Raw records:
** start **

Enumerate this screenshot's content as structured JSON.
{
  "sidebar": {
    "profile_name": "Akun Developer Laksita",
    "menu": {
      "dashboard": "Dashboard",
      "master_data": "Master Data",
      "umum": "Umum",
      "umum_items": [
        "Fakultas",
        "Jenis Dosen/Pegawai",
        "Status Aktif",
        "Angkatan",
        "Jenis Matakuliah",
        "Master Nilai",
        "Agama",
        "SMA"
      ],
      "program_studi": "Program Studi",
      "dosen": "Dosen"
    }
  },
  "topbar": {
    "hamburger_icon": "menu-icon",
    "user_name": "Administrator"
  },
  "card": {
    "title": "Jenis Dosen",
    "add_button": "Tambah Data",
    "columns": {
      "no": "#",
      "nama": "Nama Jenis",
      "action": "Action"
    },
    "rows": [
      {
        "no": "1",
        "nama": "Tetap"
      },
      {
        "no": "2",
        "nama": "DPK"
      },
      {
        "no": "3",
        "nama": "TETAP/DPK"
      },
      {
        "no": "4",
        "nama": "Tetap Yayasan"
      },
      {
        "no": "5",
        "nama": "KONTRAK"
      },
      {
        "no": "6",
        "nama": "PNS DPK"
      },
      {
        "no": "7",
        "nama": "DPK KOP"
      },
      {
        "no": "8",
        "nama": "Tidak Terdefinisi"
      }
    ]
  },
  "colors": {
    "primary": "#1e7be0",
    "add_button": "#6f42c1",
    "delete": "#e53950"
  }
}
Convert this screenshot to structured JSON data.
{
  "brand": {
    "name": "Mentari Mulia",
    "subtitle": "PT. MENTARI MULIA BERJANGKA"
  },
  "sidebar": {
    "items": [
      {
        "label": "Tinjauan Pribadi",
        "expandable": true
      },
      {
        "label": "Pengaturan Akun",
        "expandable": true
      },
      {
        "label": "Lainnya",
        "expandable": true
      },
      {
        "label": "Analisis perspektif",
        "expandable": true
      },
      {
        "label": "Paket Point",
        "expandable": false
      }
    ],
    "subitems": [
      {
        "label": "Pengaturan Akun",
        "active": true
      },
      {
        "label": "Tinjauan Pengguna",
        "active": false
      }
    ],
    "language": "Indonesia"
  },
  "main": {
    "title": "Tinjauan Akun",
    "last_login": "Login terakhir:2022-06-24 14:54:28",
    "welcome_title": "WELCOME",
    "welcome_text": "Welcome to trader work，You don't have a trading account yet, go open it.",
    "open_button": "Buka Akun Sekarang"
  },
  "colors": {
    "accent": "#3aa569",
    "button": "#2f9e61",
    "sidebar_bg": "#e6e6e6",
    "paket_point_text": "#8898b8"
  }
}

** end **

DIRECTIONS FOR THIS TASK
Write out every entry exactly as given.

OUTPUT BELOW
Enumerate this screenshot's content as structured JSON.
{
  "sidebar": {
    "profile_name": "Akun Developer Laksita",
    "menu": {
      "dashboard": "Dashboard",
      "master_data": "Master Data",
      "umum": "Umum",
      "umum_items": [
        "Fakultas",
        "Jenis Dosen/Pegawai",
        "Status Aktif",
        "Angkatan",
        "Jenis Matakuliah",
        "Master Nilai",
        "Agama",
        "SMA"
      ],
      "program_studi": "Program Studi",
      "dosen": "Dosen"
    }
  },
  "topbar": {
    "hamburger_icon": "menu-icon",
    "user_name": "Administrator"
  },
  "card": {
    "title": "Jenis Dosen",
    "add_button": "Tambah Data",
    "columns": {
      "no": "#",
      "nama": "Nama Jenis",
      "action": "Action"
    },
    "rows": [
      {
        "no": "1",
        "nama": "Tetap"
      },
      {
        "no": "2",
        "nama": "DPK"
      },
      {
        "no": "3",
        "nama": "TETAP/DPK"
      },
      {
        "no": "4",
        "nama": "Tetap Yayasan"
      },
      {
        "no": "5",
        "nama": "KONTRAK"
      },
      {
        "no": "6",
        "nama": "PNS DPK"
      },
      {
        "no": "7",
        "nama": "DPK KOP"
      },
      {
        "no": "8",
        "nama": "Tidak Terdefinisi"
      }
    ]
  },
  "colors": {
    "primary": "#1e7be0",
    "add_button": "#6f42c1",
    "delete": "#e53950"
  }
}
Convert this screenshot to structured JSON data.
{
  "brand": {
    "name": "Mentari Mulia",
    "subtitle": "PT. MENTARI MULIA BERJANGKA"
  },
  "sidebar": {
    "items": [
      {
        "label": "Tinjauan Pribadi",
        "expandable": true
      },
      {
        "label": "Pengaturan Akun",
        "expandable": true
      },
      {
        "label": "Lainnya",
        "expandable": true
      },
      {
        "label": "Analisis perspektif",
        "expandable": true
      },
      {
        "label": "Paket Point",
        "expandable": false
      }
    ],
    "subitems": [
      {
        "label": "Pengaturan Akun",
        "active": true
      },
      {
        "label": "Tinjauan Pengguna",
        "active": false
      }
    ],
    "language": "Indonesia"
  },
  "main": {
    "title": "Tinjauan Akun",
    "last_login": "Login terakhir:2022-06-24 14:54:28",
    "welcome_title": "WELCOME",
    "welcome_text": "Welcome to trader work，You don't have a trading account yet, go open it.",
    "open_button": "Buka Akun Sekarang"
  },
  "colors": {
    "accent": "#3aa569",
    "button": "#2f9e61",
    "sidebar_bg": "#e6e6e6",
    "paket_point_text": "#8898b8"
  }
}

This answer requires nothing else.